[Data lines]
-------

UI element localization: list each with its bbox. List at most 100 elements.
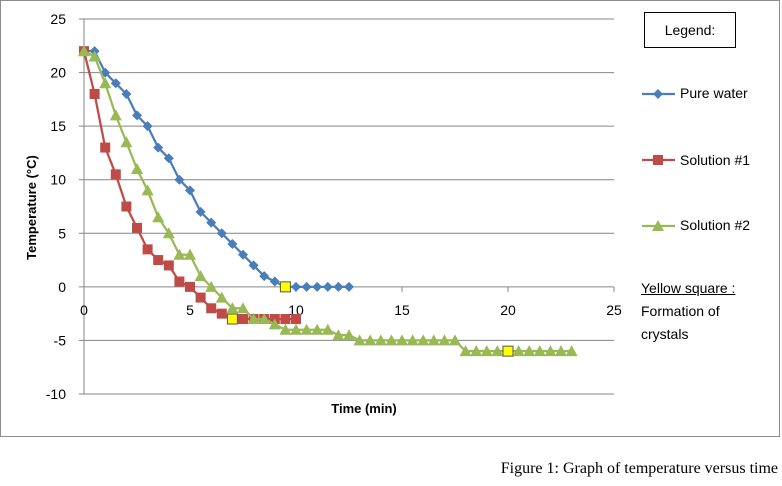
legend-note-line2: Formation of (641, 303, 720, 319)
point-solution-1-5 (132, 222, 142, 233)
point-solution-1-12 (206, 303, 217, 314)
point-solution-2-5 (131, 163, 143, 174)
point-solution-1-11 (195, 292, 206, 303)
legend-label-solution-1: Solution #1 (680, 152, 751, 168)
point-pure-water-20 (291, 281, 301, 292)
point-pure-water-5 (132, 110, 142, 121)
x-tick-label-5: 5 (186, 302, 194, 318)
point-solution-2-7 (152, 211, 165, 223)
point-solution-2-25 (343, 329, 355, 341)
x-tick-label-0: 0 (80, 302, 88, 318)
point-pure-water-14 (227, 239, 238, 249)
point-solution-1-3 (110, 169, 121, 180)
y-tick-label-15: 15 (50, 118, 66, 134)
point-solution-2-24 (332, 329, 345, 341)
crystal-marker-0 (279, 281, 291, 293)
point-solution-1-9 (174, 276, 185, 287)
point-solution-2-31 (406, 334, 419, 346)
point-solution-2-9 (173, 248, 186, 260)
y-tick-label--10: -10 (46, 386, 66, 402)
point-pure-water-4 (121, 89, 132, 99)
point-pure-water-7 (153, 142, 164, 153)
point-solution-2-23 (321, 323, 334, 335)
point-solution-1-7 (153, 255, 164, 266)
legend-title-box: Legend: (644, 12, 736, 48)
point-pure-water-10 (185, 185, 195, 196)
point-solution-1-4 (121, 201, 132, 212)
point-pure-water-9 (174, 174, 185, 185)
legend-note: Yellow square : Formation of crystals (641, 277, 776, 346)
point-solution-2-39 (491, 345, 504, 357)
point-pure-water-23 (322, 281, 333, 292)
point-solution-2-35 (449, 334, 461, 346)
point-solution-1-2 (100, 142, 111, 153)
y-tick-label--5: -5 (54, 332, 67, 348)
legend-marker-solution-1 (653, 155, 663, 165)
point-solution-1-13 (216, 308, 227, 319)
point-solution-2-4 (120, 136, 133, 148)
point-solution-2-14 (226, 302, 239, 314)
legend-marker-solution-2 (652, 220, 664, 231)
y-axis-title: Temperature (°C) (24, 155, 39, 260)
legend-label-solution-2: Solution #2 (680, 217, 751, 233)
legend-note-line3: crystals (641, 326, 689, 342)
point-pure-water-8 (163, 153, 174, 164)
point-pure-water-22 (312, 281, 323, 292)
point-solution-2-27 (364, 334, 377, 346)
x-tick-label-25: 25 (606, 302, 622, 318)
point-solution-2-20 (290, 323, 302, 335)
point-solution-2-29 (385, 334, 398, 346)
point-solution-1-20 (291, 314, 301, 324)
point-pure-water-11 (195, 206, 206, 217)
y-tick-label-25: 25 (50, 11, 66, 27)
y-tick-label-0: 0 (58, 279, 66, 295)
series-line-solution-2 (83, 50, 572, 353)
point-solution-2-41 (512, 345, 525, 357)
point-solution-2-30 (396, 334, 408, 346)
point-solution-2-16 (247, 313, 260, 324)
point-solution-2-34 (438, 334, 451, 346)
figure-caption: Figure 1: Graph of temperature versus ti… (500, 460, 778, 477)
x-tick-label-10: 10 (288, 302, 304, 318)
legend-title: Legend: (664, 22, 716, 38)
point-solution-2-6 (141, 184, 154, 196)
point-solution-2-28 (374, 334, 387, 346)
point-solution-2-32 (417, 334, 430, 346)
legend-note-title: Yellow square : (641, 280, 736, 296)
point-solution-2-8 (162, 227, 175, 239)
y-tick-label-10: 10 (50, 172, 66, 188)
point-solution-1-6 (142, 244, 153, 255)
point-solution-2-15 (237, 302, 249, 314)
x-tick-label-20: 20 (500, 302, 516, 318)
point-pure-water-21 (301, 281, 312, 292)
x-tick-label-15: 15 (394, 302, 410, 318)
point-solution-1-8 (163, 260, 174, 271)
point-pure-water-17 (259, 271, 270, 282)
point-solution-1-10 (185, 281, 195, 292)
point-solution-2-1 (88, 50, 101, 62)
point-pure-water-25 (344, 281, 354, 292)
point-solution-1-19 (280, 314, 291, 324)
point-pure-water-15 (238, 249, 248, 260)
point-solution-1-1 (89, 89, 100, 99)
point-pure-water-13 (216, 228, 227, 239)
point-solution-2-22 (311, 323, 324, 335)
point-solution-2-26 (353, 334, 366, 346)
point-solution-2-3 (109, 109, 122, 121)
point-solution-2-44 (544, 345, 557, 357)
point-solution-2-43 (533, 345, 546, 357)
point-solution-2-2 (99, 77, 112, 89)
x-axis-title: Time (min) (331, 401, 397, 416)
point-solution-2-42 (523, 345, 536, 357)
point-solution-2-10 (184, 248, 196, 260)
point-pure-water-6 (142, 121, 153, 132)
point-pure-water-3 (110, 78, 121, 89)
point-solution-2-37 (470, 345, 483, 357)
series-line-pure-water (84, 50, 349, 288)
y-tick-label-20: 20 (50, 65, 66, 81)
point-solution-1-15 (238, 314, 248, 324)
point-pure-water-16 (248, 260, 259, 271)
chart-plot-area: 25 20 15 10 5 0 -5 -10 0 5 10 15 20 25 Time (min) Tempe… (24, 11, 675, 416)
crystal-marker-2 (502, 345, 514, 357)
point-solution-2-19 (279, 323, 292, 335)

-------

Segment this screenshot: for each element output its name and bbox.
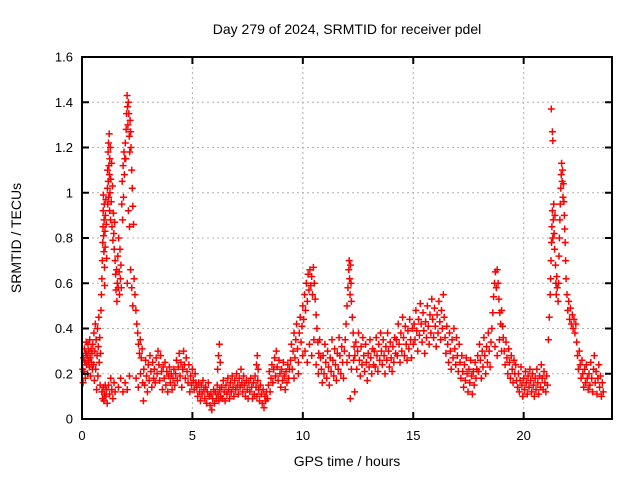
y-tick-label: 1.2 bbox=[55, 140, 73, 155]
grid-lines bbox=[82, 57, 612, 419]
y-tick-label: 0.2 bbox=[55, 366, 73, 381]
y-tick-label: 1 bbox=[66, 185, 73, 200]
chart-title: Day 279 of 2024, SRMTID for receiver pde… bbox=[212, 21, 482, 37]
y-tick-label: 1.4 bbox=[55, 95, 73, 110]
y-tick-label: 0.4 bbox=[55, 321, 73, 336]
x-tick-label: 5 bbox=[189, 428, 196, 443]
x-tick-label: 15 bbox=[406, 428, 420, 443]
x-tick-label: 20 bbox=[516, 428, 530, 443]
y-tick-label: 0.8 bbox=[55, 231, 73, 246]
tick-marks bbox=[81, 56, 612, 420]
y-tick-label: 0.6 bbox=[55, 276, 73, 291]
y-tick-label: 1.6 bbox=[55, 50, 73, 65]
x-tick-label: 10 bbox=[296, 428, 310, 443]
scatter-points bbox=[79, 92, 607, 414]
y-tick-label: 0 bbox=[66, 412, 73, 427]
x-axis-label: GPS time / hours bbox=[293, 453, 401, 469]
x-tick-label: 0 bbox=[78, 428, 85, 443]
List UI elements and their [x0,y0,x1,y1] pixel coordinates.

-------

[Exercise instructions]
Show every line from the entries above that contains the string "legend", copying each one in full.

[Output of the exercise]
legend-note-line2: Formation of (641, 303, 720, 319)
legend-label-solution-1: Solution #1 (680, 152, 751, 168)
legend-title-box: Legend: (644, 12, 736, 48)
legend-note: Yellow square : Formation of crystals (641, 277, 776, 346)
legend-marker-solution-1 (653, 155, 663, 165)
legend-marker-solution-2 (652, 220, 664, 231)
legend-label-solution-2: Solution #2 (680, 217, 751, 233)
legend-note-line3: crystals (641, 326, 689, 342)
legend-title: Legend: (664, 22, 716, 38)
legend-note-title: Yellow square : (641, 280, 736, 296)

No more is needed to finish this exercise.